"""

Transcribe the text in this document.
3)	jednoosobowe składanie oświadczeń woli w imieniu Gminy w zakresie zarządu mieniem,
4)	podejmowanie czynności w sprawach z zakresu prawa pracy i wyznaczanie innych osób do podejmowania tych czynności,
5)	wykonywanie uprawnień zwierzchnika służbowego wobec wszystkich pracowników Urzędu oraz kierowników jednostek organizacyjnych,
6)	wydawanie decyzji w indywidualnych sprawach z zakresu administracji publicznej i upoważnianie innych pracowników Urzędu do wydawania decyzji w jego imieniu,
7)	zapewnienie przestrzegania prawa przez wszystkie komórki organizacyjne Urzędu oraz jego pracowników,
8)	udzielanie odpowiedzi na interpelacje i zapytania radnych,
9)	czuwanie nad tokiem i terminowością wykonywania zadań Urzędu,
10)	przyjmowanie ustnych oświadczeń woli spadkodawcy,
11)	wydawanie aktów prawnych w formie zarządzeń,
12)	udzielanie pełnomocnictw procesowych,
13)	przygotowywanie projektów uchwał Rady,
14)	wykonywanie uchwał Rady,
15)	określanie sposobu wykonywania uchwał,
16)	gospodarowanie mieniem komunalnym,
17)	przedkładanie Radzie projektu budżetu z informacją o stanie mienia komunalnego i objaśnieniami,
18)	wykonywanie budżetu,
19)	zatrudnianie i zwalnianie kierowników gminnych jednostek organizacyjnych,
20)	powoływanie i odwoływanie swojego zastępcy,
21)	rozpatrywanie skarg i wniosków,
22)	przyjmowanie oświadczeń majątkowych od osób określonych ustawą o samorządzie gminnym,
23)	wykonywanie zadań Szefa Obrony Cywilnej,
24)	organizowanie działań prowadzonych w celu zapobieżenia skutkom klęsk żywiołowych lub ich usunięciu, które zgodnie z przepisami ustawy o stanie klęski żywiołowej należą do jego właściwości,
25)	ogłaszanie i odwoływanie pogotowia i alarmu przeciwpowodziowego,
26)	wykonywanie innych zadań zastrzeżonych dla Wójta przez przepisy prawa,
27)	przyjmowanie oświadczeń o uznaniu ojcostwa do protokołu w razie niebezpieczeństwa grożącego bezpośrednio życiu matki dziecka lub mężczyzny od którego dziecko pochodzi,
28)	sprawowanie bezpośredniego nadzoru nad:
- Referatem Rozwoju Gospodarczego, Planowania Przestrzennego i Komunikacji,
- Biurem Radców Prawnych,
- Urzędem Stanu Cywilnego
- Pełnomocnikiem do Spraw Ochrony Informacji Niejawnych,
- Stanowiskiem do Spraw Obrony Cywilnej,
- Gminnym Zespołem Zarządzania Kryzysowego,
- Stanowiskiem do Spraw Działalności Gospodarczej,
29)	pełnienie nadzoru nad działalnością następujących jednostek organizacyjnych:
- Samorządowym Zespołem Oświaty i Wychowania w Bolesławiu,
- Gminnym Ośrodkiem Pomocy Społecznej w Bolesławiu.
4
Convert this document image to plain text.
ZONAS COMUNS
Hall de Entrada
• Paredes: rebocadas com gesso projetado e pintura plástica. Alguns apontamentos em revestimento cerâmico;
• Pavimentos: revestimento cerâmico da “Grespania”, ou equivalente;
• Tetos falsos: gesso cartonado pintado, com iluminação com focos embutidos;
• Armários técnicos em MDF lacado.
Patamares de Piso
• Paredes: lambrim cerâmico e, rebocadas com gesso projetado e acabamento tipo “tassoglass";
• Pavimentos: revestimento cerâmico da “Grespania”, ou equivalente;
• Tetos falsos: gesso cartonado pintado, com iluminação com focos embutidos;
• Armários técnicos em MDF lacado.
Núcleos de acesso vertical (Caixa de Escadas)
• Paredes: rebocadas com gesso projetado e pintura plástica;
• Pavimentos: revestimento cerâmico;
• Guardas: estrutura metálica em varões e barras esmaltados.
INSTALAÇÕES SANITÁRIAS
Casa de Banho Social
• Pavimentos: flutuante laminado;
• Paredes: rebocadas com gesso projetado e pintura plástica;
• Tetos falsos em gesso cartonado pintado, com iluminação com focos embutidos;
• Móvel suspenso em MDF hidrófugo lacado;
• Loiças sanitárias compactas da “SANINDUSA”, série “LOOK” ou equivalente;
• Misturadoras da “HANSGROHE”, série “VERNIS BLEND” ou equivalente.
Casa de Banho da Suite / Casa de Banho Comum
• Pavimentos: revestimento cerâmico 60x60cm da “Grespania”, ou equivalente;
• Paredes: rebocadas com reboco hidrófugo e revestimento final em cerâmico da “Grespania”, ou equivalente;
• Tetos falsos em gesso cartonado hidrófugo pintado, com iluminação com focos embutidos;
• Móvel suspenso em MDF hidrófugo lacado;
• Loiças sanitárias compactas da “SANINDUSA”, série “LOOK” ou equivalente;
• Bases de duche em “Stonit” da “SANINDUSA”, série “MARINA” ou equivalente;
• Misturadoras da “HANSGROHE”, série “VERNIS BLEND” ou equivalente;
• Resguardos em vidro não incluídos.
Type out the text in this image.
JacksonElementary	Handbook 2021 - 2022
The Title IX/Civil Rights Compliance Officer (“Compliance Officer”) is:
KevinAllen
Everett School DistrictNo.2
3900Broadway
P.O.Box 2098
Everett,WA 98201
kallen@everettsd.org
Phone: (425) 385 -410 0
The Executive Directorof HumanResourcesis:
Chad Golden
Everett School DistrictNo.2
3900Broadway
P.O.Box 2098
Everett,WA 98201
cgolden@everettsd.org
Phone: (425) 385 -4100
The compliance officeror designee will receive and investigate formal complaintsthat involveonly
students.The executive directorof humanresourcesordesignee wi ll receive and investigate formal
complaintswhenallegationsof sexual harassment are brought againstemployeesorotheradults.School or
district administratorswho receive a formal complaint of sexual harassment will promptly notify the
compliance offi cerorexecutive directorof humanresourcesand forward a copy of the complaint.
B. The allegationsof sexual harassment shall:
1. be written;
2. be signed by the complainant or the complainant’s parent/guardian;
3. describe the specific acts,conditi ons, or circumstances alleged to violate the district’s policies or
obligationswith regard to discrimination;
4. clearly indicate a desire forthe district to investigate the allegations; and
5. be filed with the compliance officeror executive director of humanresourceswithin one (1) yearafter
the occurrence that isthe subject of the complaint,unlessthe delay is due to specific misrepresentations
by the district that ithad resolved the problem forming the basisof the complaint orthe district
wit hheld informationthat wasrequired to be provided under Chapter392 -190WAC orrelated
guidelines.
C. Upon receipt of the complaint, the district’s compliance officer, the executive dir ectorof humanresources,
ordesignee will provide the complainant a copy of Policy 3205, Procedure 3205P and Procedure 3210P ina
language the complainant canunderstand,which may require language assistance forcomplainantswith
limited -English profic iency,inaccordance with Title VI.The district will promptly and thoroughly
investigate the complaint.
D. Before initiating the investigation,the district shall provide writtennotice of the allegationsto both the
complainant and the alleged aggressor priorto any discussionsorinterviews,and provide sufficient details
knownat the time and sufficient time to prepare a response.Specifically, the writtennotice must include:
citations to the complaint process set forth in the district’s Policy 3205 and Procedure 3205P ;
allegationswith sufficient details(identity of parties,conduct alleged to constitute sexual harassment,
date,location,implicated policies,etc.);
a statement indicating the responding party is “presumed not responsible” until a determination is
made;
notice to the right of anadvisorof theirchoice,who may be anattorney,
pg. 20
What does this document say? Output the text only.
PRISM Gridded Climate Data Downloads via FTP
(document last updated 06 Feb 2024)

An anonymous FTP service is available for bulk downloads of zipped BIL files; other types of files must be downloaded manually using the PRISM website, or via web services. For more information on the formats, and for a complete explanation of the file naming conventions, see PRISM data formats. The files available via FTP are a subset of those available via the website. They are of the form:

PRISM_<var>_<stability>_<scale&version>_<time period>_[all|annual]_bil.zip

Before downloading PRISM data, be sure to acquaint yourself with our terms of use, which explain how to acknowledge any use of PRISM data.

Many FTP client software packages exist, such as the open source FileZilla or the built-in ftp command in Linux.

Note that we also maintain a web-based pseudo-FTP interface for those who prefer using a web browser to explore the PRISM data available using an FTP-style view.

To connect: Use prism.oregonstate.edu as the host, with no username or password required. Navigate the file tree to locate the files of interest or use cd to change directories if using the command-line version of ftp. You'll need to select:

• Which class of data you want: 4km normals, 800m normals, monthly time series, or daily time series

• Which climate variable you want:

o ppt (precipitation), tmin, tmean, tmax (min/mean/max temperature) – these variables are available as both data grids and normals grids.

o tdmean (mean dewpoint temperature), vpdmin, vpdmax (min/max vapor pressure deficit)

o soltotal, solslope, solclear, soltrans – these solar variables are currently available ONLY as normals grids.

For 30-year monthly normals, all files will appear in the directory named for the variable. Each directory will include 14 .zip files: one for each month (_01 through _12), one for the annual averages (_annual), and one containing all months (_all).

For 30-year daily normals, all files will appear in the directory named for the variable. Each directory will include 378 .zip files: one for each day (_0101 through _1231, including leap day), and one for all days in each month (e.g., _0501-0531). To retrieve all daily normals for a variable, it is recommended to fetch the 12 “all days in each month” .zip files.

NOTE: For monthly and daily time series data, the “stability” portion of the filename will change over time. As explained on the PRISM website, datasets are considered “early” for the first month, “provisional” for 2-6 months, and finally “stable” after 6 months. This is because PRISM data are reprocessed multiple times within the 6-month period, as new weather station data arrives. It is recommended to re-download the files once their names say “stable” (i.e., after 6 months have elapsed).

"""

Task -
Gather and return every line that holds the string "rebocadas".

Correct answer -
• Paredes: rebocadas com gesso projetado e pintura plástica. Alguns apontamentos em revestimento cerâmico;
• Paredes: lambrim cerâmico e, rebocadas com gesso projetado e acabamento tipo “tassoglass";
• Paredes: rebocadas com gesso projetado e pintura plástica;
• Paredes: rebocadas com gesso projetado e pintura plástica;
• Paredes: rebocadas com reboco hidrófugo e revestimento final em cerâmico da “Grespania”, ou equivalente;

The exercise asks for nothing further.